■ **Stated exercise**
Go through the data below. List every line that holds the word "Έκθεση".

(Saved data entries)

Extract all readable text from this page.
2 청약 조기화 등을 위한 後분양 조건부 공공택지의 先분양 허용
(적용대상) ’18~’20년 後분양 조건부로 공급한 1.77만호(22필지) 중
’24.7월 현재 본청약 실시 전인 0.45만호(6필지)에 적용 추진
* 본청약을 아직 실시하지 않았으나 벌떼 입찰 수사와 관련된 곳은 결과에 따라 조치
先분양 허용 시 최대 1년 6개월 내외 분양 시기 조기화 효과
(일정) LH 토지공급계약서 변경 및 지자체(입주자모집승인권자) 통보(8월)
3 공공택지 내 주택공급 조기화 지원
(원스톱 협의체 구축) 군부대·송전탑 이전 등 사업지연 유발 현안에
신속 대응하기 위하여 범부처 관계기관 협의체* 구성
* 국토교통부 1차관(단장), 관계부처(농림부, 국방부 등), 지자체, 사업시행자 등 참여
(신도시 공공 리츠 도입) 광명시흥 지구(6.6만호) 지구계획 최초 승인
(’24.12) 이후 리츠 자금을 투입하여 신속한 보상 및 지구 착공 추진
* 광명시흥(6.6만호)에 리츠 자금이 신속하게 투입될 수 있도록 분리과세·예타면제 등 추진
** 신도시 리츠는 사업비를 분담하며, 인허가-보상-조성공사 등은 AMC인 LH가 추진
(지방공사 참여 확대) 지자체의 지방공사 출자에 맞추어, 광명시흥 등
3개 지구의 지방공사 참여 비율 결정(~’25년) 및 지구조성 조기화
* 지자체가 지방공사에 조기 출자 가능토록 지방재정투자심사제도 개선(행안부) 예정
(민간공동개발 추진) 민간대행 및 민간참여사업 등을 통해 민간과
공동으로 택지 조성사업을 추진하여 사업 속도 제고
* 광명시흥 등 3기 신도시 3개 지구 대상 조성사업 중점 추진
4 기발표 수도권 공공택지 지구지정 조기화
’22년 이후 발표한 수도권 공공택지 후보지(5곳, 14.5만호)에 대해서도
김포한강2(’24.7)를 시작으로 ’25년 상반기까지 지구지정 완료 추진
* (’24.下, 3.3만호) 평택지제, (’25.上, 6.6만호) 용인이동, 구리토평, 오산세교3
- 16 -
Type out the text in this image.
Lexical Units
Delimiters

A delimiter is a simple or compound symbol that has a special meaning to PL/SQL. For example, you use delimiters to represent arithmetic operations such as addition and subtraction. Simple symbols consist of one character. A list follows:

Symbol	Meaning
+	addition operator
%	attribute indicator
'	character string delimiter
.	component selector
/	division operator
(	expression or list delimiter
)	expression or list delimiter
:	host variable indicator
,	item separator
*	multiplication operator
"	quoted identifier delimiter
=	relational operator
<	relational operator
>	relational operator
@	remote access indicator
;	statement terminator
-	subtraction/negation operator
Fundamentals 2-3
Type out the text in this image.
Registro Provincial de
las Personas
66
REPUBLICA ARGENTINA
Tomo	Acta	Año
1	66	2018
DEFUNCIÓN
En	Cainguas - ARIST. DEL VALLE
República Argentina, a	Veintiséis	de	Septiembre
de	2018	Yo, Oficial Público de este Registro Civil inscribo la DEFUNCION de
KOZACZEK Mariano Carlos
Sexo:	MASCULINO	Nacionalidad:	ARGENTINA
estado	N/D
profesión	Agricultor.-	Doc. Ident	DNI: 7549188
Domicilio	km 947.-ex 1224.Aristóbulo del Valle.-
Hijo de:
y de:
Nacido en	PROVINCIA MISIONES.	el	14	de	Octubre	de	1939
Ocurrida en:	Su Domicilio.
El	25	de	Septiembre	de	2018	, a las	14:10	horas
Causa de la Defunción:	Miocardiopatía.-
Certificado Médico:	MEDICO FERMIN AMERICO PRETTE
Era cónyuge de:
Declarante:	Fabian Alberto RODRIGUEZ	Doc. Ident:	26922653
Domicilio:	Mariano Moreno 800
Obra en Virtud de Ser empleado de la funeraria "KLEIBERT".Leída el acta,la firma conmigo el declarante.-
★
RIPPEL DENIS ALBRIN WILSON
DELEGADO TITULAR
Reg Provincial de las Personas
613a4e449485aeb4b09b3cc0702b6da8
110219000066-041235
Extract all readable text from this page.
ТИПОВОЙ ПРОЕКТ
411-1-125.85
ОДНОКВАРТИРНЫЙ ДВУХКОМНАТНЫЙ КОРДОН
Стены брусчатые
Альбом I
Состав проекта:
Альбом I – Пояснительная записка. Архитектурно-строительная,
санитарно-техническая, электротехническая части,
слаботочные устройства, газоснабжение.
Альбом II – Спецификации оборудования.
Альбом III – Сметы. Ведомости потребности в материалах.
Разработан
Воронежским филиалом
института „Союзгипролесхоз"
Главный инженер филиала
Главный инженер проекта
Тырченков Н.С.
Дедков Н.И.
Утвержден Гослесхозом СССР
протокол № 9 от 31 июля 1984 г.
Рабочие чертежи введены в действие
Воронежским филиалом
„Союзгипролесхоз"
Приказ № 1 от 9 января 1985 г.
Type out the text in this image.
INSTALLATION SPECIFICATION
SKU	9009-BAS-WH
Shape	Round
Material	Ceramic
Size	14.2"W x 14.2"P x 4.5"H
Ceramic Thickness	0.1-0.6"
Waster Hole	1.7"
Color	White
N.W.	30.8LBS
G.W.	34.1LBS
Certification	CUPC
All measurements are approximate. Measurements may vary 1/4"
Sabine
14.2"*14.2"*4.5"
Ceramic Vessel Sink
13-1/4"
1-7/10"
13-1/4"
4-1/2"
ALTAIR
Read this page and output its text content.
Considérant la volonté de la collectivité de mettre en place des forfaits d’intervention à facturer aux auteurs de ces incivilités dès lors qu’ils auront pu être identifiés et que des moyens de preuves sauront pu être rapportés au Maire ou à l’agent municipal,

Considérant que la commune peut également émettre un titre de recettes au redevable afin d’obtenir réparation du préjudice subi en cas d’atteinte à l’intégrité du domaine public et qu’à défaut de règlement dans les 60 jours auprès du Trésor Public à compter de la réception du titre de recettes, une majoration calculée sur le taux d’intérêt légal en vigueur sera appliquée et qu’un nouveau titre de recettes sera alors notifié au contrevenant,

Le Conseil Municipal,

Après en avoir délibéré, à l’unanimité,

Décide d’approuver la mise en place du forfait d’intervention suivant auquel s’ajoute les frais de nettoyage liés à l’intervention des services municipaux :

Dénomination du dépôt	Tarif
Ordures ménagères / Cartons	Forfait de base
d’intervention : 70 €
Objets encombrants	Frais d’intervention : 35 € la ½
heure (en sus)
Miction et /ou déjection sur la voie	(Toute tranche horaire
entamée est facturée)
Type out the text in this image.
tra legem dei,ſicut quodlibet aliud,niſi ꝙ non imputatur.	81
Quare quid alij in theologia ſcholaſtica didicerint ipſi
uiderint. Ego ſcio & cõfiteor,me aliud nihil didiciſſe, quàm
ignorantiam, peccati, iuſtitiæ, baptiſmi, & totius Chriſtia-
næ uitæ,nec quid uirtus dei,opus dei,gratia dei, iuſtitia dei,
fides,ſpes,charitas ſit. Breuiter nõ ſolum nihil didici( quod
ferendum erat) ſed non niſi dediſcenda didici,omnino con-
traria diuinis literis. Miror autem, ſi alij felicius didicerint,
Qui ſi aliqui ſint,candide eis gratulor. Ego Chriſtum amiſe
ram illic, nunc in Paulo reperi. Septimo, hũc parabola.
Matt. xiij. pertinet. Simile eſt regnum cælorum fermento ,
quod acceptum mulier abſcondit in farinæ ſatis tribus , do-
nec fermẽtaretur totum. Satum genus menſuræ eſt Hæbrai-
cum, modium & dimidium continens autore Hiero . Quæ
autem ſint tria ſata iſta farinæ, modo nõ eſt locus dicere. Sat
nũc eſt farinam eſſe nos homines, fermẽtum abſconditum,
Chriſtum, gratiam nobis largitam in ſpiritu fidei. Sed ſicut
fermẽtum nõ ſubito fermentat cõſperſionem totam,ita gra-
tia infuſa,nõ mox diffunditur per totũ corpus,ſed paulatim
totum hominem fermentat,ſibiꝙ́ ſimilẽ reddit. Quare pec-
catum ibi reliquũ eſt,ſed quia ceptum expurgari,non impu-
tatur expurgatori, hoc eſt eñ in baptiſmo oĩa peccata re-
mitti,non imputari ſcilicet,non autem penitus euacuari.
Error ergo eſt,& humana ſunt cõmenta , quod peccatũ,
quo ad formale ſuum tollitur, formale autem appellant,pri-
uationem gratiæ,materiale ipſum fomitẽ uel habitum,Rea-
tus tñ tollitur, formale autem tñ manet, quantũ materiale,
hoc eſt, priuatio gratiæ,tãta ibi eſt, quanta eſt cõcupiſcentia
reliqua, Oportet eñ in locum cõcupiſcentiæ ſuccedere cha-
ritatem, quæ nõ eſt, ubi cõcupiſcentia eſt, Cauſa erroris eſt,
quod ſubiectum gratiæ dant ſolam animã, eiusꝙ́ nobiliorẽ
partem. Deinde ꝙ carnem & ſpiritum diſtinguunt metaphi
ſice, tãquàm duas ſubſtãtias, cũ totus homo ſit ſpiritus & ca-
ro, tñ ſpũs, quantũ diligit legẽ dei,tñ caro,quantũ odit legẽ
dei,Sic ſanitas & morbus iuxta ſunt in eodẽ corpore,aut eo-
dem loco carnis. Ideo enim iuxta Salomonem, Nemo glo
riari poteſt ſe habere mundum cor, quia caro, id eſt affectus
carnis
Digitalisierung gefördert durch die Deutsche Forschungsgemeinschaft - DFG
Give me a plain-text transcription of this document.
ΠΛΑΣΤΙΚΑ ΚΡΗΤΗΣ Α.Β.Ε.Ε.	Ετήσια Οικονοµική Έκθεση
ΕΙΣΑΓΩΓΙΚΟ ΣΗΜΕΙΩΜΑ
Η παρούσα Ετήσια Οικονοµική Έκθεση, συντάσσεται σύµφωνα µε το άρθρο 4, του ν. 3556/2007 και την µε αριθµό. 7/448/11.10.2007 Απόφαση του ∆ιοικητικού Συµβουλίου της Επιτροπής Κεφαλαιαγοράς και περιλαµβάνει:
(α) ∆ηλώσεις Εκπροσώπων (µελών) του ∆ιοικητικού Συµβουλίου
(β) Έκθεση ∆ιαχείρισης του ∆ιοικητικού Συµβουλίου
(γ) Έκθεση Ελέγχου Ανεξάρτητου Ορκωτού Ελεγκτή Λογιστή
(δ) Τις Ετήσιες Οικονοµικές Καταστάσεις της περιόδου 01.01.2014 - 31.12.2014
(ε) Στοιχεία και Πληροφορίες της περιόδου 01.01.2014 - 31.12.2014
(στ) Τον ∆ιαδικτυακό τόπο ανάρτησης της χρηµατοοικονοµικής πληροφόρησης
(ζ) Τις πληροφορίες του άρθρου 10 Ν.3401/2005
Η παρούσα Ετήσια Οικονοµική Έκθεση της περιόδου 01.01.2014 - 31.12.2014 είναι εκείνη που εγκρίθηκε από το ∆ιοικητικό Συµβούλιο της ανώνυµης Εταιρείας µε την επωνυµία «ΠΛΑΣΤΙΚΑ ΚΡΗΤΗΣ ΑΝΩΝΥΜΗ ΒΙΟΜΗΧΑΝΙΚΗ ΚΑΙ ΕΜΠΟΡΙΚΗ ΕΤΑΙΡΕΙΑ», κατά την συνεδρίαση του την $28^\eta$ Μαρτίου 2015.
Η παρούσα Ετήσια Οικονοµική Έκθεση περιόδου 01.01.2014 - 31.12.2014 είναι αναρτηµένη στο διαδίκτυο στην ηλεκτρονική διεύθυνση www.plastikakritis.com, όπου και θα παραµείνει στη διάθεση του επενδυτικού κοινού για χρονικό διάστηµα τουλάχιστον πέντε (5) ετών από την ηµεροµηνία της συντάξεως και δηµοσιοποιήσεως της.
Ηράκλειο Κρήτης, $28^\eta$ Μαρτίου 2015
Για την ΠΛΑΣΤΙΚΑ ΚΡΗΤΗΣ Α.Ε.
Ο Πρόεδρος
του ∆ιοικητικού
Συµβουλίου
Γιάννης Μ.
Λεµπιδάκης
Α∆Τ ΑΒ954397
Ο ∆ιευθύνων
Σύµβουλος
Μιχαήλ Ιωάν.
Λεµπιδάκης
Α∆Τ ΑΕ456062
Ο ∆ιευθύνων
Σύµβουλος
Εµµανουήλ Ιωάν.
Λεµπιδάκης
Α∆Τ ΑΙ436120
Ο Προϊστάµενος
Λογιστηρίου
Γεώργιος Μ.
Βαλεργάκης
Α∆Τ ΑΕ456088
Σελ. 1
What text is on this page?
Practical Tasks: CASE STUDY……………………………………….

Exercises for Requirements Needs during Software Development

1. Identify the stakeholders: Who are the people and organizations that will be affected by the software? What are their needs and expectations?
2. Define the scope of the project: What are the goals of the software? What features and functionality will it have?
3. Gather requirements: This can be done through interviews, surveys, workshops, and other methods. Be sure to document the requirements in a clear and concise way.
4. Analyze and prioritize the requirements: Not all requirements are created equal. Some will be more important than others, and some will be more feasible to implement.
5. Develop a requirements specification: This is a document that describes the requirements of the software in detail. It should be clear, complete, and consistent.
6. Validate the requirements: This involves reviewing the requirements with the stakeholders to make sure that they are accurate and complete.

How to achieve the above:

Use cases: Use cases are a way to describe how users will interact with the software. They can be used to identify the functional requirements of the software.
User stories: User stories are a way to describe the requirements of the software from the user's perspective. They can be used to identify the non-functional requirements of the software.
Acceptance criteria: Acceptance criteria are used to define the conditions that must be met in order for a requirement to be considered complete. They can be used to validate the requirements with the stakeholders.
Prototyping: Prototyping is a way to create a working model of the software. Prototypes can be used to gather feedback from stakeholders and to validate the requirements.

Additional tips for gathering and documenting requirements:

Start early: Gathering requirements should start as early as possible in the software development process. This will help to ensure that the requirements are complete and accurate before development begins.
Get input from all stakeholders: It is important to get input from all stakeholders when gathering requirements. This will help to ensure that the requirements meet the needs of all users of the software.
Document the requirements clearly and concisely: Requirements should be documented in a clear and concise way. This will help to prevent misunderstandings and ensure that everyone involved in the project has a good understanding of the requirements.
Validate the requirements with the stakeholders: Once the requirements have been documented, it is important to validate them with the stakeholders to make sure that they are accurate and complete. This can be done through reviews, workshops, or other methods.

■ **Problem solution**
ΠΛΑΣΤΙΚΑ ΚΡΗΤΗΣ Α.Β.Ε.Ε.	Ετήσια Οικονοµική Έκθεση
Η παρούσα Ετήσια Οικονοµική Έκθεση, συντάσσεται σύµφωνα µε το άρθρο 4, του ν. 3556/2007 και την µε αριθµό. 7/448/11.10.2007 Απόφαση του ∆ιοικητικού Συµβουλίου της Επιτροπής Κεφαλαιαγοράς και περιλαµβάνει:
(β) Έκθεση ∆ιαχείρισης του ∆ιοικητικού Συµβουλίου
(γ) Έκθεση Ελέγχου Ανεξάρτητου Ορκωτού Ελεγκτή Λογιστή
Η παρούσα Ετήσια Οικονοµική Έκθεση της περιόδου 01.01.2014 - 31.12.2014 είναι εκείνη που εγκρίθηκε από το ∆ιοικητικό Συµβούλιο της ανώνυµης Εταιρείας µε την επωνυµία «ΠΛΑΣΤΙΚΑ ΚΡΗΤΗΣ ΑΝΩΝΥΜΗ ΒΙΟΜΗΧΑΝΙΚΗ ΚΑΙ ΕΜΠΟΡΙΚΗ ΕΤΑΙΡΕΙΑ», κατά την συνεδρίαση του την $28^\eta$ Μαρτίου 2015.
Η παρούσα Ετήσια Οικονοµική Έκθεση περιόδου 01.01.2014 - 31.12.2014 είναι αναρτηµένη στο διαδίκτυο στην ηλεκτρονική διεύθυνση www.plastikakritis.com, όπου και θα παραµείνει στη διάθεση του επενδυτικού κοινού για χρονικό διάστηµα τουλάχιστον πέντε (5) ετών από την ηµεροµηνία της συντάξεως και δηµοσιοποιήσεως της.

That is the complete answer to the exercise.